▸ Task statement
Check every line below for the word "γραφικών" and show those that hold it.
--- begin ---
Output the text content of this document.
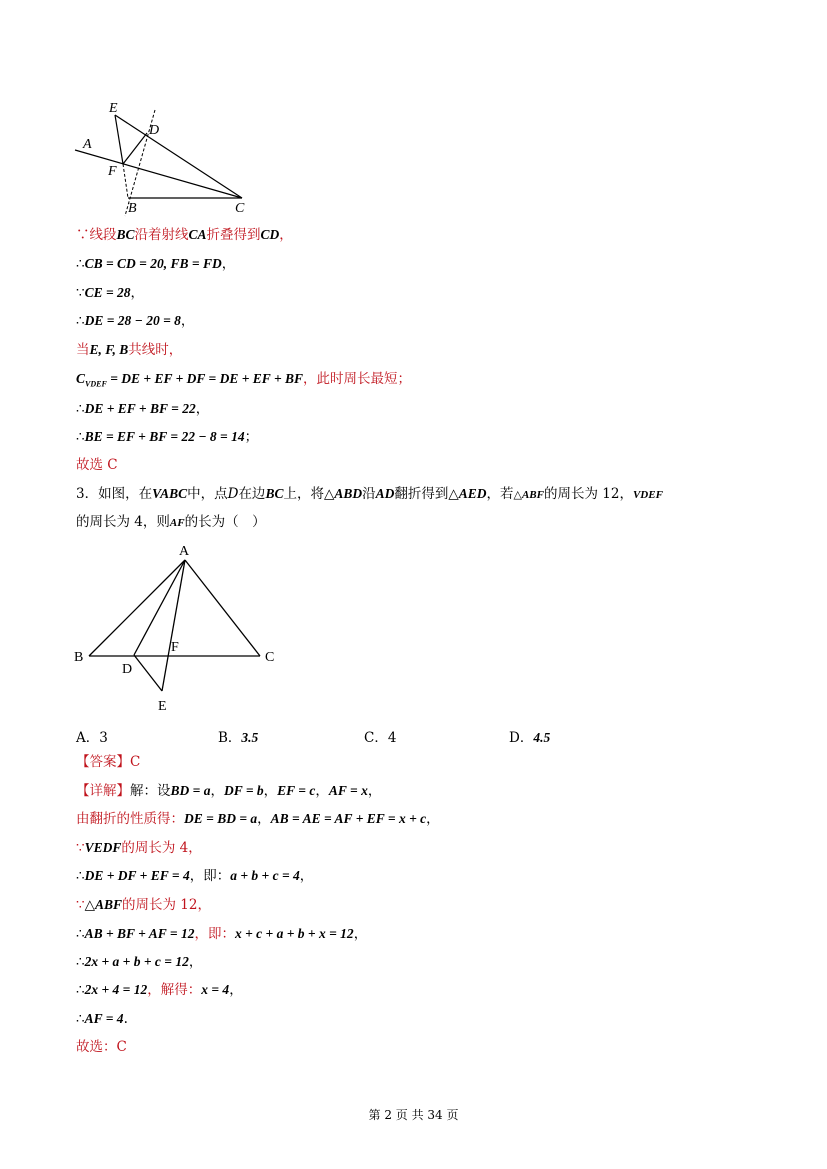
E
D
A
F
B	C
∵线段BC沿着射线CA折叠得到CD，
∴CB = CD = 20, FB = FD，
∵CE = 28，
∴DE = 28 − 20 = 8，
当E, F, B共线时，
$C_{VDEF}$ = DE + EF + DF = DE + EF + BF，此时周长最短；
∴DE + EF + BF = 22，
∴BE = EF + BF = 22 − 8 = 14；
故选 C
3．如图，在VABC中，点D在边BC上，将△ABD沿AD翻折得到△AED，若△ABF的周长为 12，VDEF
的周长为 4，则AF的长为（　）
A
B	C
D
F
E
A．3	B．3.5	C．4	D．4.5
【答案】C
【详解】解：设BD = a，DF = b，EF = c，AF = x，
由翻折的性质得：DE = BD = a，AB = AE = AF + EF = x + c，
∵VEDF的周长为 4，
∴DE + DF + EF = 4，即：a + b + c = 4，
∵△ABF的周长为 12，
∴AB + BF + AF = 12，即：x + c + a + b + x = 12，
∴2x + a + b + c = 12，
∴2x + 4 = 12，解得：x = 4，
∴AF = 4.
故选：C
第 2 页 共 34 页
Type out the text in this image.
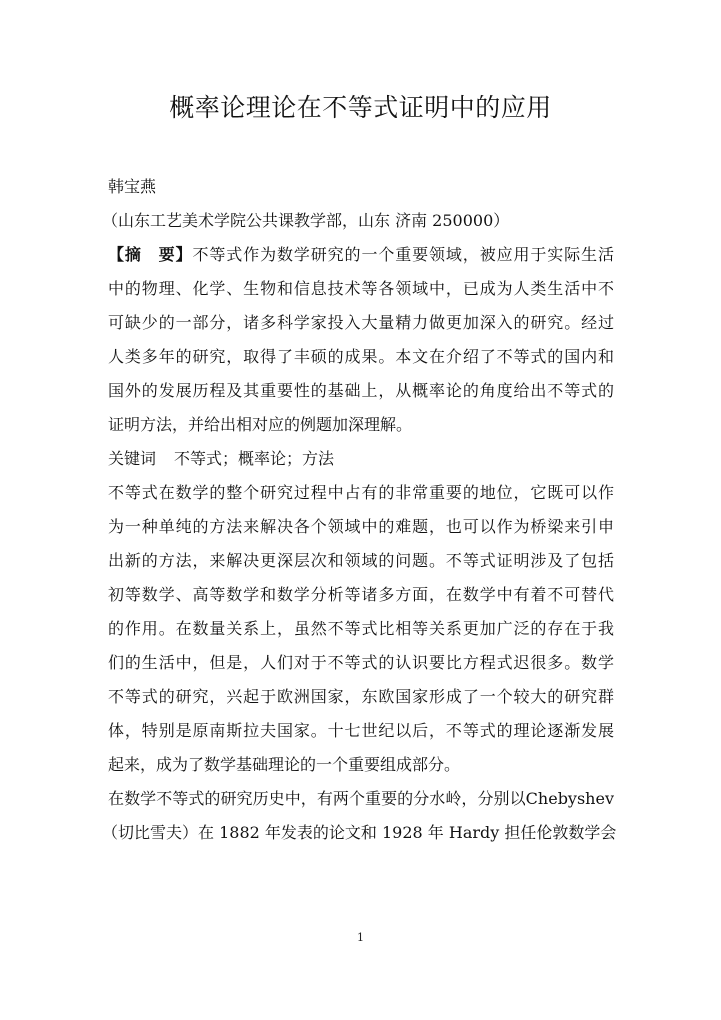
概率论理论在不等式证明中的应用
韩宝燕
（山东工艺美术学院公共课教学部，山东 济南 250000）
【摘　要】不等式作为数学研究的一个重要领域，被应用于实际生活
中的物理、化学、生物和信息技术等各领域中，已成为人类生活中不
可缺少的一部分，诸多科学家投入大量精力做更加深入的研究。经过
人类多年的研究，取得了丰硕的成果。本文在介绍了不等式的国内和
国外的发展历程及其重要性的基础上，从概率论的角度给出不等式的
证明方法，并给出相对应的例题加深理解。
关键词 不等式；概率论；方法
不等式在数学的整个研究过程中占有的非常重要的地位，它既可以作
为一种单纯的方法来解决各个领域中的难题，也可以作为桥梁来引申
出新的方法，来解决更深层次和领域的问题。不等式证明涉及了包括
初等数学、高等数学和数学分析等诸多方面，在数学中有着不可替代
的作用。在数量关系上，虽然不等式比相等关系更加广泛的存在于我
们的生活中，但是，人们对于不等式的认识要比方程式迟很多。数学
不等式的研究，兴起于欧洲国家，东欧国家形成了一个较大的研究群
体，特别是原南斯拉夫国家。十七世纪以后，不等式的理论逐渐发展
起来，成为了数学基础理论的一个重要组成部分。
在数学不等式的研究历史中，有两个重要的分水岭，分别以Chebyshev
（切比雪夫）在 1882 年发表的论文和 1928 年 Hardy 担任伦敦数学会
1
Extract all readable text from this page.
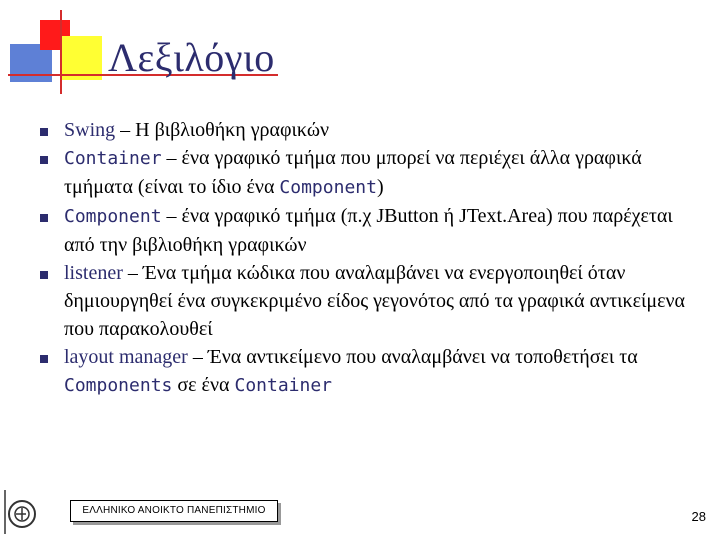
Λεξιλόγιο
Swing – Η βιβλιοθήκη γραφικών
Container – ένα γραφικό τμήμα που μπορεί να περιέχει άλλα γραφικά τμήματα (είναι το ίδιο ένα Component)
Component – ένα γραφικό τμήμα (π.χ JButton ή JText.Area) που παρέχεται από την βιβλιοθήκη γραφικών
listener – Ένα τμήμα κώδικα που αναλαμβάνει να ενεργοποιηθεί όταν δημιουργηθεί ένα συγκεκριμένο είδος γεγονότος από τα γραφικά αντικείμενα που παρακολουθεί
layout manager – Ένα αντικείμενο που αναλαμβάνει να τοποθετήσει τα Components σε ένα Container
ΕΛΛΗΝΙΚΟ ΑΝΟΙΚΤΟ ΠΑΝΕΠΙΣΤΗΜΙΟ	28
--- end ---
▸ Result of this exercise
Swing – Η βιβλιοθήκη γραφικών
Component – ένα γραφικό τμήμα (π.χ JButton ή JText.Area) που παρέχεται από την βιβλιοθήκη γραφικών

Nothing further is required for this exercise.